Repeat exactly the lines that run from the one containing "Convert this screenshot" to the end of the data, and leave out all others.

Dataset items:

---+---

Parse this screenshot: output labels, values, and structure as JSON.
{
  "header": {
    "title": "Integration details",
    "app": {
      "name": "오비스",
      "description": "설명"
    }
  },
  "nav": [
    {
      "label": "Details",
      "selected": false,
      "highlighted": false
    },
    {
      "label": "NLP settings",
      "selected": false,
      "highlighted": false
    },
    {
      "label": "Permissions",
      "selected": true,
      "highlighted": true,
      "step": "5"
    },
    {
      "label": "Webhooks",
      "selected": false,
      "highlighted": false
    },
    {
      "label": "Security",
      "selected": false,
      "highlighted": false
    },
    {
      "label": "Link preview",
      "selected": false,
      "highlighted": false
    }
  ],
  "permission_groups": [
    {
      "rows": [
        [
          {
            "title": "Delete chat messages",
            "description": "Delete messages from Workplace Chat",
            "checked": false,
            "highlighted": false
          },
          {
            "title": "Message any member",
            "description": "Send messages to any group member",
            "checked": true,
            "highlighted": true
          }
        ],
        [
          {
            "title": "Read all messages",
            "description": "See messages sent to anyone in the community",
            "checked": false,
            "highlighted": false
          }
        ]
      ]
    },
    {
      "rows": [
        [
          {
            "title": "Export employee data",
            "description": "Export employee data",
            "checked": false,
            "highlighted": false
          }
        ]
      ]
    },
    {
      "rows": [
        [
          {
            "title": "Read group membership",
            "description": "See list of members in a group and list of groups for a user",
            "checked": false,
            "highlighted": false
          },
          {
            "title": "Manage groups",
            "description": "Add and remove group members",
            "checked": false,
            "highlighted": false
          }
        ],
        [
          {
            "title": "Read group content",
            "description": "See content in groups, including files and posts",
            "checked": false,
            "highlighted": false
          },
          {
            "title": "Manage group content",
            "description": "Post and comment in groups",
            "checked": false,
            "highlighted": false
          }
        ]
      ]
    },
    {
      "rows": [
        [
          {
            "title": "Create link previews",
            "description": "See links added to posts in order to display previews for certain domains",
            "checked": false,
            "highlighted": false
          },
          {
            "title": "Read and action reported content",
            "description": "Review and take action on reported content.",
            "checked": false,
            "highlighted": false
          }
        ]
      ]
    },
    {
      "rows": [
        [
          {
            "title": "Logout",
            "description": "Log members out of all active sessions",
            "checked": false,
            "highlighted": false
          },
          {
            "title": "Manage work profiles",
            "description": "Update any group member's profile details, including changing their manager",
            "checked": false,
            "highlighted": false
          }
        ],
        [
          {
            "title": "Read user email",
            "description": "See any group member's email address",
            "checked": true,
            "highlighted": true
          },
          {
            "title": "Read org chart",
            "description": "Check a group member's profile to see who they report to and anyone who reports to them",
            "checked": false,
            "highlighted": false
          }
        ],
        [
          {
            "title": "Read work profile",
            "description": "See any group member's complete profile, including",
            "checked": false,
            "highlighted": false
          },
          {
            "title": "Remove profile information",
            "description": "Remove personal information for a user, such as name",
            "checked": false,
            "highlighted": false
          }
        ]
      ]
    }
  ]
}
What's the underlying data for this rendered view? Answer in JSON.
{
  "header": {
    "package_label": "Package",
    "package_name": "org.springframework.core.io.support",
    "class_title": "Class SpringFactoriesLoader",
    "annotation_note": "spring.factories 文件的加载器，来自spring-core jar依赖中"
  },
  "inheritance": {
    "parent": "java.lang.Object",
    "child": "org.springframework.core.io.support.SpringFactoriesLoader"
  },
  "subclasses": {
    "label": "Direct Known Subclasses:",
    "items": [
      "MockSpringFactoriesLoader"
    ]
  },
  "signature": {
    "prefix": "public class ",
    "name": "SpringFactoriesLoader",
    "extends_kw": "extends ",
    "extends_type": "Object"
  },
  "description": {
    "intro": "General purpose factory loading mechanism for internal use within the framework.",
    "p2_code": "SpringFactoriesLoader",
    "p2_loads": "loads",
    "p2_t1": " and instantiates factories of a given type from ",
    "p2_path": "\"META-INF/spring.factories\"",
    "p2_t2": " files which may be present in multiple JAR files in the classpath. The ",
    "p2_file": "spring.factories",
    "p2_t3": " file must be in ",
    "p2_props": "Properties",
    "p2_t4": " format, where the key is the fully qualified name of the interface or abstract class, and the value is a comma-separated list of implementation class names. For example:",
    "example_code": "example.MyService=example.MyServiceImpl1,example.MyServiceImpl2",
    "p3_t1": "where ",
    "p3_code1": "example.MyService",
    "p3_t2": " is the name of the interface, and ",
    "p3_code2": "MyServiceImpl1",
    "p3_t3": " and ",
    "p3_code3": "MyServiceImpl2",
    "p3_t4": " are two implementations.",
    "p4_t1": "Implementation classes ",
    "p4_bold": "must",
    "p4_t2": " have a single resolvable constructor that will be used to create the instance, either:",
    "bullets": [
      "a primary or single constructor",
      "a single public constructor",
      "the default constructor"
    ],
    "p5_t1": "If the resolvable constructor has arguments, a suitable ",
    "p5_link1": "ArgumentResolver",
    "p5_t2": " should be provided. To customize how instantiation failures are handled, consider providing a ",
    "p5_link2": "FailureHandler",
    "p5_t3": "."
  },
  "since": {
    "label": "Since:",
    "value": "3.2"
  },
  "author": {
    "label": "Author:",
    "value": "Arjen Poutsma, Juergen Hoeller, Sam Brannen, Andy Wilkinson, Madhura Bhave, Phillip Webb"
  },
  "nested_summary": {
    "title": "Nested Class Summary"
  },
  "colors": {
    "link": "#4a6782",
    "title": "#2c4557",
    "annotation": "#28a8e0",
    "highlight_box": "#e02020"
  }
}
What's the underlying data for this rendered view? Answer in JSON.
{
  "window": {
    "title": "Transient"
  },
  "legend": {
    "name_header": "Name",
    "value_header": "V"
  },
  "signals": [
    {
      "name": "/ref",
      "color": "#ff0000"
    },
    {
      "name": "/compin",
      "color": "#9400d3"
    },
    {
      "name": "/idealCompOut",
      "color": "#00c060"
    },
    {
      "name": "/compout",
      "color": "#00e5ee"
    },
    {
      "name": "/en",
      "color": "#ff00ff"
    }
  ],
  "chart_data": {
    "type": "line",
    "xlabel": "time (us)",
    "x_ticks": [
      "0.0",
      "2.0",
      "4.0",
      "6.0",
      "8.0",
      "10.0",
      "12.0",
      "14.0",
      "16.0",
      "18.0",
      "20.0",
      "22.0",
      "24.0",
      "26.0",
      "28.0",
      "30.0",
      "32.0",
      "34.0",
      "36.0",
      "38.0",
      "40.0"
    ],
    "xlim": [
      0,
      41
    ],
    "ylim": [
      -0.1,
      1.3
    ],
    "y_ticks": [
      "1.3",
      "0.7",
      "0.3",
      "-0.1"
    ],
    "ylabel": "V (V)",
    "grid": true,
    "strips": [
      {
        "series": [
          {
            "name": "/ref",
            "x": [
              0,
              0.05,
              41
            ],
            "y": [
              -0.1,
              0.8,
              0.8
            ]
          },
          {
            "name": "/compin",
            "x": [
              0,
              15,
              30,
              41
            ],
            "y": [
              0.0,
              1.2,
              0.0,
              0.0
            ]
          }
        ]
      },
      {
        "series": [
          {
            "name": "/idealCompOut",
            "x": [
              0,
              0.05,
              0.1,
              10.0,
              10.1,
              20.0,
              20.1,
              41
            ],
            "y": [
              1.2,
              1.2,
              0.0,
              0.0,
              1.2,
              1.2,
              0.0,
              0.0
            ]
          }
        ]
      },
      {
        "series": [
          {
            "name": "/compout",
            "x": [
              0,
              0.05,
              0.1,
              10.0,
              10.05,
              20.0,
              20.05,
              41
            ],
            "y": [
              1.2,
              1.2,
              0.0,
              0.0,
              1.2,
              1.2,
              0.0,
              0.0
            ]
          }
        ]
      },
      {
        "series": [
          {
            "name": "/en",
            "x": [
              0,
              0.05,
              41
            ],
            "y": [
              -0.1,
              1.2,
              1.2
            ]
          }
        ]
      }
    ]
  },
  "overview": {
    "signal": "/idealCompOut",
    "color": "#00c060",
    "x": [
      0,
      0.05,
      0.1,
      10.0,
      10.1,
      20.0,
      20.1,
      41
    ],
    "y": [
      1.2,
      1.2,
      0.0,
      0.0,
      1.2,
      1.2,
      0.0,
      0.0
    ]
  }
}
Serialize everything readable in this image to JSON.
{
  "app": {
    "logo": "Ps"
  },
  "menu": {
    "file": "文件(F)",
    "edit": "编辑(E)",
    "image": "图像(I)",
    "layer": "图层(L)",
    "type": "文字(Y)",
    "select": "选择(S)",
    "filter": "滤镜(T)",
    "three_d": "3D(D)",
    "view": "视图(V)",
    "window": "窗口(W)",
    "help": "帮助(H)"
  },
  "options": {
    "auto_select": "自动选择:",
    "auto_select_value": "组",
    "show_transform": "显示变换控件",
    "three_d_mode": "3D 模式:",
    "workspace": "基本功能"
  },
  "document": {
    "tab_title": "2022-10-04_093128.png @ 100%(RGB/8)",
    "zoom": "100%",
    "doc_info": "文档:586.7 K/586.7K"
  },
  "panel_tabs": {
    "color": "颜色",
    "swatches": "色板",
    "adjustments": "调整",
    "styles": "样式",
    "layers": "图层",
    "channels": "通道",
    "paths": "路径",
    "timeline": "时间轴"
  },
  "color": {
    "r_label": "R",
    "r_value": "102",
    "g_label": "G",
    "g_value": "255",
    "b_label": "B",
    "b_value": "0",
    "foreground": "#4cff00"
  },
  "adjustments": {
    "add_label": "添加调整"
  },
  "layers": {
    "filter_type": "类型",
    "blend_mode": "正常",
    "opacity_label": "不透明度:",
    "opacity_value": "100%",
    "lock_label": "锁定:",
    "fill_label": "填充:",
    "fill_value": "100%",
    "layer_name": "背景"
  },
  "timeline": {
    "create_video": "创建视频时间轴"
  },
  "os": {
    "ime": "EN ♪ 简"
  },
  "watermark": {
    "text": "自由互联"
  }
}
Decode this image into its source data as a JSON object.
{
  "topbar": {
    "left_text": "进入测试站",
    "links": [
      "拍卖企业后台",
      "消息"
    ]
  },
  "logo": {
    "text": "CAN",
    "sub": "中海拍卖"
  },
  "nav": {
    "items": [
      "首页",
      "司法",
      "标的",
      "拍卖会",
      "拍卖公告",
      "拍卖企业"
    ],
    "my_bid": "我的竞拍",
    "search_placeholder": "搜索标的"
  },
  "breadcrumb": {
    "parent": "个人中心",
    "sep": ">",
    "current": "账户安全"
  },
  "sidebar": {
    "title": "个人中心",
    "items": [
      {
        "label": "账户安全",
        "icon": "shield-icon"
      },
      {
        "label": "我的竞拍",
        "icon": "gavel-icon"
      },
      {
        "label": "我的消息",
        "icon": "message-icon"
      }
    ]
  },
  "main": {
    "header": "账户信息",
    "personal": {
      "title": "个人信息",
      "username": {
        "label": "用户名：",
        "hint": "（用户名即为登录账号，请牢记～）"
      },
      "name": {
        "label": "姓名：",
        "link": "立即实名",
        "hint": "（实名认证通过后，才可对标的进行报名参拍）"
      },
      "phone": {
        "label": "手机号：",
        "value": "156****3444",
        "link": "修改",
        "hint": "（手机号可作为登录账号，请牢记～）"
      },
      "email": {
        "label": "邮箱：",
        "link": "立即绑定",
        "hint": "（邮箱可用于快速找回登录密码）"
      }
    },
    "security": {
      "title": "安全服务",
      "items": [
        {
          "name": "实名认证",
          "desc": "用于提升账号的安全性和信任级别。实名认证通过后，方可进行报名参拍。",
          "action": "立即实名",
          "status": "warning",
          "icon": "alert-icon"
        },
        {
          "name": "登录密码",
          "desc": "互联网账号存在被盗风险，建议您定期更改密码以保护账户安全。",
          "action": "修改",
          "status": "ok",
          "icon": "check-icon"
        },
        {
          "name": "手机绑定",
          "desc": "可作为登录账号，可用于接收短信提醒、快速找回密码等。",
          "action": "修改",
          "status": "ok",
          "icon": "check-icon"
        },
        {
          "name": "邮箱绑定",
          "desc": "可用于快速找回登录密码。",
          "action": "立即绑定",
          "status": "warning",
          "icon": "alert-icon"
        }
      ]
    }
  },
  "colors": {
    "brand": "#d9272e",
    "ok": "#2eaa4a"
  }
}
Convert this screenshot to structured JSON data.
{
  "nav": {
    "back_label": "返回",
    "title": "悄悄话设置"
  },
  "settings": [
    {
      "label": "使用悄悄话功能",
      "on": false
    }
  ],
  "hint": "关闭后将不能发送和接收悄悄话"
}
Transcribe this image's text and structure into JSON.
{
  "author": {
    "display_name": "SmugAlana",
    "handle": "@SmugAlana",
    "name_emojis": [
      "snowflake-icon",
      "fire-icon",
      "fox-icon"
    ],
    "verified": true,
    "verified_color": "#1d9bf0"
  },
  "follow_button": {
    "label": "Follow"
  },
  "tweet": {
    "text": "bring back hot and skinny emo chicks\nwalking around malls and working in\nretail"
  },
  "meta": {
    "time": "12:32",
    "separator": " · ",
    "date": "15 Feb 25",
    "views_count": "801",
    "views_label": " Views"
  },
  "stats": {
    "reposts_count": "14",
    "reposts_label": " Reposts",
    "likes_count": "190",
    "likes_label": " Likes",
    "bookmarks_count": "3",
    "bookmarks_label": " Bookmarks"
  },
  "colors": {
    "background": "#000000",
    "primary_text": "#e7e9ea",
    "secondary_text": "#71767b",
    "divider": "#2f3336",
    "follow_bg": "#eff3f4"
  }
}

---+---

* Result of this exercise
Convert this screenshot to structured JSON data.
{
  "nav": {
    "back_label": "返回",
    "title": "悄悄话设置"
  },
  "settings": [
    {
      "label": "使用悄悄话功能",
      "on": false
    }
  ],
  "hint": "关闭后将不能发送和接收悄悄话"
}
Transcribe this image's text and structure into JSON.
{
  "author": {
    "display_name": "SmugAlana",
    "handle": "@SmugAlana",
    "name_emojis": [
      "snowflake-icon",
      "fire-icon",
      "fox-icon"
    ],
    "verified": true,
    "verified_color": "#1d9bf0"
  },
  "follow_button": {
    "label": "Follow"
  },
  "tweet": {
    "text": "bring back hot and skinny emo chicks\nwalking around malls and working in\nretail"
  },
  "meta": {
    "time": "12:32",
    "separator": " · ",
    "date": "15 Feb 25",
    "views_count": "801",
    "views_label": " Views"
  },
  "stats": {
    "reposts_count": "14",
    "reposts_label": " Reposts",
    "likes_count": "190",
    "likes_label": " Likes",
    "bookmarks_count": "3",
    "bookmarks_label": " Bookmarks"
  },
  "colors": {
    "background": "#000000",
    "primary_text": "#e7e9ea",
    "secondary_text": "#71767b",
    "divider": "#2f3336",
    "follow_bg": "#eff3f4"
  }
}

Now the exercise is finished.